Description of the task.
Give every line again exactly as it appears, please, but not the pictures.

Dataset listings of figures

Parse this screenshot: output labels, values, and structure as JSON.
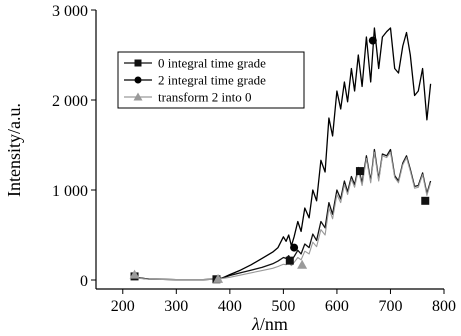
{
  "chart_data": {
    "type": "line",
    "title": "",
    "xlabel_italic": "λ",
    "xlabel_unit": "/nm",
    "ylabel": "Intensity/a.u.",
    "xlim": [
      150,
      800
    ],
    "ylim": [
      -100,
      3000
    ],
    "x_ticks": [
      200,
      300,
      400,
      500,
      600,
      700,
      800
    ],
    "x_tick_labels": [
      "200",
      "300",
      "400",
      "500",
      "600",
      "700",
      "800"
    ],
    "y_ticks": [
      0,
      1000,
      2000,
      3000
    ],
    "y_tick_labels": [
      "0",
      "1 000",
      "2 000",
      "3 000"
    ],
    "grid": false,
    "legend_position": "upper-left",
    "series": [
      {
        "name": "0 integral time grade",
        "marker": "square",
        "color": "#111111",
        "x": [
          220,
          250,
          300,
          350,
          375,
          385,
          400,
          420,
          440,
          460,
          480,
          490,
          500,
          505,
          510,
          515,
          520,
          527,
          533,
          540,
          548,
          555,
          562,
          570,
          578,
          585,
          592,
          600,
          607,
          614,
          620,
          627,
          633,
          640,
          647,
          655,
          663,
          670,
          678,
          685,
          693,
          700,
          708,
          715,
          723,
          730,
          737,
          745,
          752,
          760,
          768,
          775
        ],
        "y": [
          30,
          10,
          5,
          5,
          10,
          20,
          50,
          80,
          110,
          140,
          180,
          210,
          250,
          240,
          270,
          220,
          260,
          330,
          290,
          400,
          360,
          510,
          440,
          650,
          580,
          860,
          730,
          1000,
          900,
          1100,
          980,
          1150,
          1060,
          1250,
          1080,
          1380,
          1100,
          1450,
          1120,
          1400,
          1380,
          1450,
          1160,
          1100,
          1300,
          1380,
          1230,
          1040,
          1050,
          1190,
          960,
          1100
        ],
        "marker_x": [
          222,
          375,
          512,
          643,
          765
        ],
        "marker_y": [
          40,
          8,
          215,
          1210,
          880
        ]
      },
      {
        "name": "2 integral time grade",
        "marker": "circle",
        "color": "#000000",
        "x": [
          220,
          250,
          300,
          350,
          375,
          385,
          400,
          420,
          440,
          460,
          480,
          490,
          500,
          505,
          510,
          515,
          520,
          527,
          533,
          540,
          548,
          555,
          562,
          570,
          578,
          585,
          592,
          600,
          607,
          614,
          620,
          627,
          633,
          640,
          647,
          655,
          663,
          670,
          678,
          685,
          693,
          700,
          708,
          715,
          723,
          730,
          737,
          745,
          752,
          760,
          768,
          775
        ],
        "y": [
          30,
          10,
          5,
          5,
          10,
          20,
          60,
          110,
          170,
          240,
          310,
          360,
          480,
          430,
          500,
          380,
          480,
          650,
          540,
          800,
          690,
          1000,
          880,
          1330,
          1200,
          1800,
          1600,
          2100,
          1900,
          2200,
          1980,
          2350,
          2100,
          2500,
          2150,
          2700,
          2200,
          2800,
          2350,
          2700,
          2760,
          2800,
          2350,
          2300,
          2600,
          2750,
          2500,
          2050,
          2100,
          2350,
          1780,
          2180
        ],
        "marker_x": [
          520,
          667
        ],
        "marker_y": [
          360,
          2660
        ]
      },
      {
        "name": "transform 2 into 0",
        "marker": "triangle",
        "color": "#9a9a9a",
        "x": [
          220,
          250,
          300,
          350,
          375,
          385,
          400,
          420,
          440,
          460,
          480,
          490,
          500,
          505,
          510,
          515,
          520,
          527,
          533,
          540,
          548,
          555,
          562,
          570,
          578,
          585,
          592,
          600,
          607,
          614,
          620,
          627,
          633,
          640,
          647,
          655,
          663,
          670,
          678,
          685,
          693,
          700,
          708,
          715,
          723,
          730,
          737,
          745,
          752,
          760,
          768,
          775
        ],
        "y": [
          25,
          8,
          4,
          4,
          8,
          15,
          30,
          55,
          80,
          105,
          130,
          150,
          175,
          170,
          195,
          160,
          195,
          250,
          225,
          320,
          290,
          420,
          370,
          560,
          500,
          800,
          680,
          950,
          860,
          1060,
          950,
          1120,
          1030,
          1220,
          1050,
          1350,
          1080,
          1420,
          1100,
          1380,
          1360,
          1420,
          1140,
          1080,
          1280,
          1360,
          1210,
          1020,
          1030,
          1170,
          940,
          1080
        ],
        "marker_x": [
          222,
          378,
          535
        ],
        "marker_y": [
          60,
          12,
          170
        ]
      }
    ]
  }
}
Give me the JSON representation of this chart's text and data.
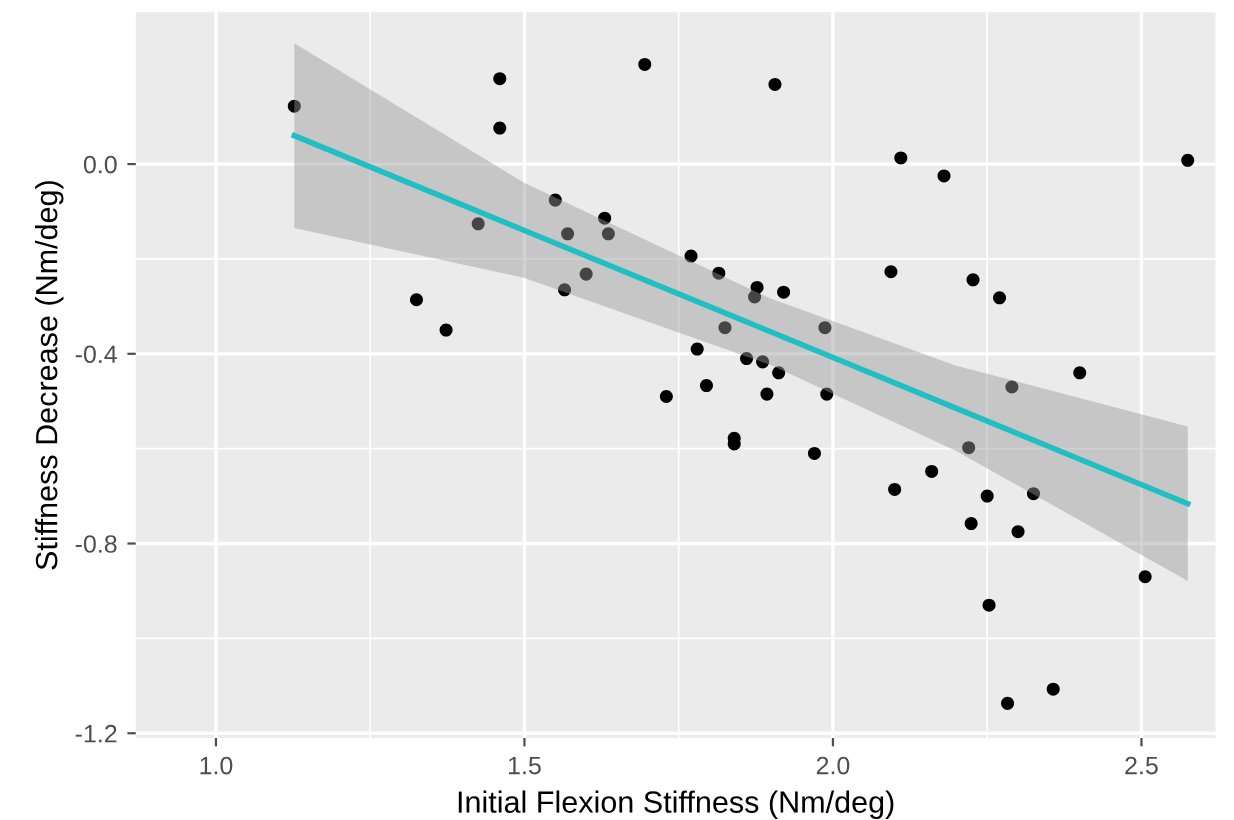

Solution to this task.
Parse this screenshot: output labels, values, and structure as JSON.
{
  "chart_data": {
    "type": "line",
    "title": "",
    "xlabel_italic": "λ",
    "xlabel_unit": "/nm",
    "ylabel": "Intensity/a.u.",
    "xlim": [
      150,
      800
    ],
    "ylim": [
      -100,
      3000
    ],
    "x_ticks": [
      200,
      300,
      400,
      500,
      600,
      700,
      800
    ],
    "x_tick_labels": [
      "200",
      "300",
      "400",
      "500",
      "600",
      "700",
      "800"
    ],
    "y_ticks": [
      0,
      1000,
      2000,
      3000
    ],
    "y_tick_labels": [
      "0",
      "1 000",
      "2 000",
      "3 000"
    ],
    "grid": false,
    "legend_position": "upper-left",
    "series": [
      {
        "name": "0 integral time grade",
        "marker": "square",
        "color": "#111111",
        "x": [
          220,
          250,
          300,
          350,
          375,
          385,
          400,
          420,
          440,
          460,
          480,
          490,
          500,
          505,
          510,
          515,
          520,
          527,
          533,
          540,
          548,
          555,
          562,
          570,
          578,
          585,
          592,
          600,
          607,
          614,
          620,
          627,
          633,
          640,
          647,
          655,
          663,
          670,
          678,
          685,
          693,
          700,
          708,
          715,
          723,
          730,
          737,
          745,
          752,
          760,
          768,
          775
        ],
        "y": [
          30,
          10,
          5,
          5,
          10,
          20,
          50,
          80,
          110,
          140,
          180,
          210,
          250,
          240,
          270,
          220,
          260,
          330,
          290,
          400,
          360,
          510,
          440,
          650,
          580,
          860,
          730,
          1000,
          900,
          1100,
          980,
          1150,
          1060,
          1250,
          1080,
          1380,
          1100,
          1450,
          1120,
          1400,
          1380,
          1450,
          1160,
          1100,
          1300,
          1380,
          1230,
          1040,
          1050,
          1190,
          960,
          1100
        ],
        "marker_x": [
          222,
          375,
          512,
          643,
          765
        ],
        "marker_y": [
          40,
          8,
          215,
          1210,
          880
        ]
      },
      {
        "name": "2 integral time grade",
        "marker": "circle",
        "color": "#000000",
        "x": [
          220,
          250,
          300,
          350,
          375,
          385,
          400,
          420,
          440,
          460,
          480,
          490,
          500,
          505,
          510,
          515,
          520,
          527,
          533,
          540,
          548,
          555,
          562,
          570,
          578,
          585,
          592,
          600,
          607,
          614,
          620,
          627,
          633,
          640,
          647,
          655,
          663,
          670,
          678,
          685,
          693,
          700,
          708,
          715,
          723,
          730,
          737,
          745,
          752,
          760,
          768,
          775
        ],
        "y": [
          30,
          10,
          5,
          5,
          10,
          20,
          60,
          110,
          170,
          240,
          310,
          360,
          480,
          430,
          500,
          380,
          480,
          650,
          540,
          800,
          690,
          1000,
          880,
          1330,
          1200,
          1800,
          1600,
          2100,
          1900,
          2200,
          1980,
          2350,
          2100,
          2500,
          2150,
          2700,
          2200,
          2800,
          2350,
          2700,
          2760,
          2800,
          2350,
          2300,
          2600,
          2750,
          2500,
          2050,
          2100,
          2350,
          1780,
          2180
        ],
        "marker_x": [
          520,
          667
        ],
        "marker_y": [
          360,
          2660
        ]
      },
      {
        "name": "transform 2 into 0",
        "marker": "triangle",
        "color": "#9a9a9a",
        "x": [
          220,
          250,
          300,
          350,
          375,
          385,
          400,
          420,
          440,
          460,
          480,
          490,
          500,
          505,
          510,
          515,
          520,
          527,
          533,
          540,
          548,
          555,
          562,
          570,
          578,
          585,
          592,
          600,
          607,
          614,
          620,
          627,
          633,
          640,
          647,
          655,
          663,
          670,
          678,
          685,
          693,
          700,
          708,
          715,
          723,
          730,
          737,
          745,
          752,
          760,
          768,
          775
        ],
        "y": [
          25,
          8,
          4,
          4,
          8,
          15,
          30,
          55,
          80,
          105,
          130,
          150,
          175,
          170,
          195,
          160,
          195,
          250,
          225,
          320,
          290,
          420,
          370,
          560,
          500,
          800,
          680,
          950,
          860,
          1060,
          950,
          1120,
          1030,
          1220,
          1050,
          1350,
          1080,
          1420,
          1100,
          1380,
          1360,
          1420,
          1140,
          1080,
          1280,
          1360,
          1210,
          1020,
          1030,
          1170,
          940,
          1080
        ],
        "marker_x": [
          222,
          378,
          535
        ],
        "marker_y": [
          60,
          12,
          170
        ]
      }
    ]
  }
}
Give me the JSON representation of this chart's text and data.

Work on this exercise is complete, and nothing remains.